▶ _SHORT PROBLEM_:
Only the number is wanted: tally the lines below that contain the word "对应成语可知".

^^^^^^^^

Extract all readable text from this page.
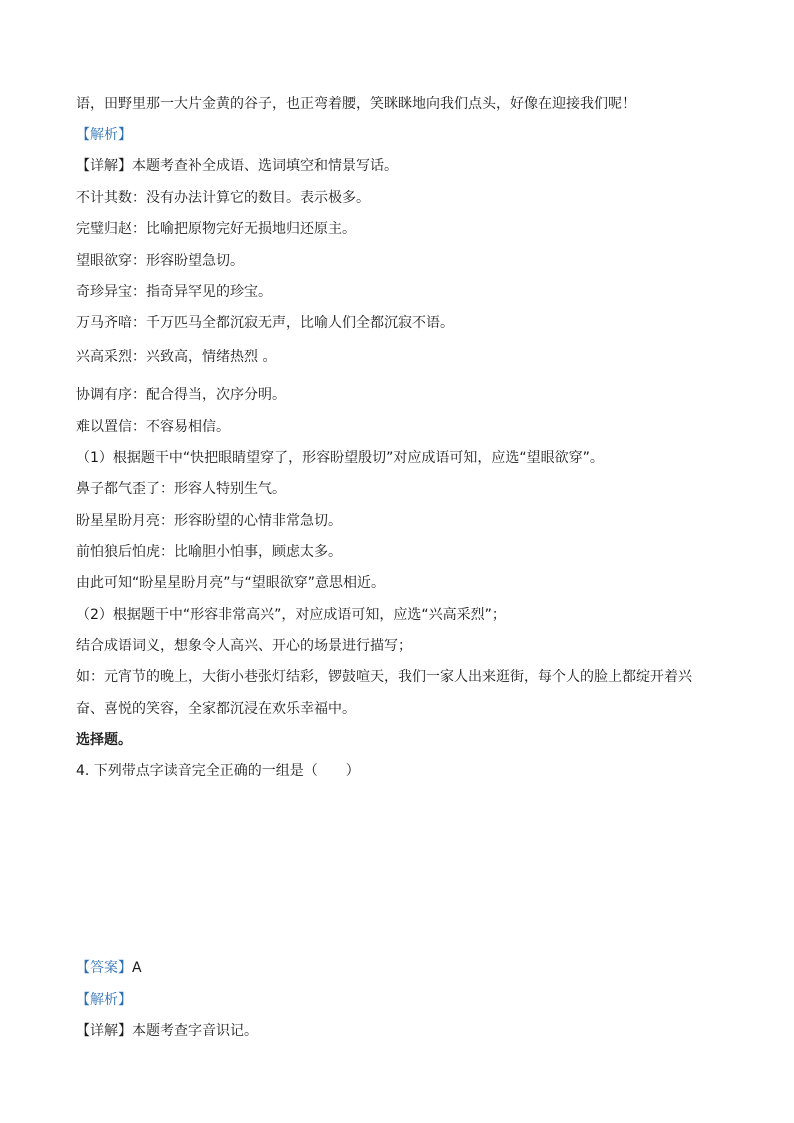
语，田野里那一大片金黄的谷子，也正弯着腰，笑眯眯地向我们点头，好像在迎接我们呢！
【解析】
【详解】本题考查补全成语、选词填空和情景写话。
不计其数：没有办法计算它的数目。表示极多。
完璧归赵：比喻把原物完好无损地归还原主。
望眼欲穿：形容盼望急切。
奇珍异宝：指奇异罕见的珍宝。
万马齐喑：千万匹马全都沉寂无声，比喻人们全都沉寂不语。
兴高采烈：兴致高，情绪热烈 。
协调有序：配合得当，次序分明。
难以置信：不容易相信。
（1）根据题干中“快把眼睛望穿了，形容盼望殷切”对应成语可知，应选“望眼欲穿”。
鼻子都气歪了：形容人特别生气。
盼星星盼月亮：形容盼望的心情非常急切。
前怕狼后怕虎：比喻胆小怕事，顾虑太多。
由此可知“盼星星盼月亮”与“望眼欲穿”意思相近。
（2）根据题干中“形容非常高兴”，对应成语可知，应选“兴高采烈”；
结合成语词义，想象令人高兴、开心的场景进行描写；
如：元宵节的晚上，大街小巷张灯结彩，锣鼓喧天，我们一家人出来逛街，每个人的脸上都绽开着兴
奋、喜悦的笑容，全家都沉浸在欢乐幸福中。
选择题。
4. 下列带点字读音完全正确的一组是（　　）
【答案】A
【解析】
【详解】本题考查字音识记。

^^^^^^^^

▶ _EXPECTED OUTPUT_:
2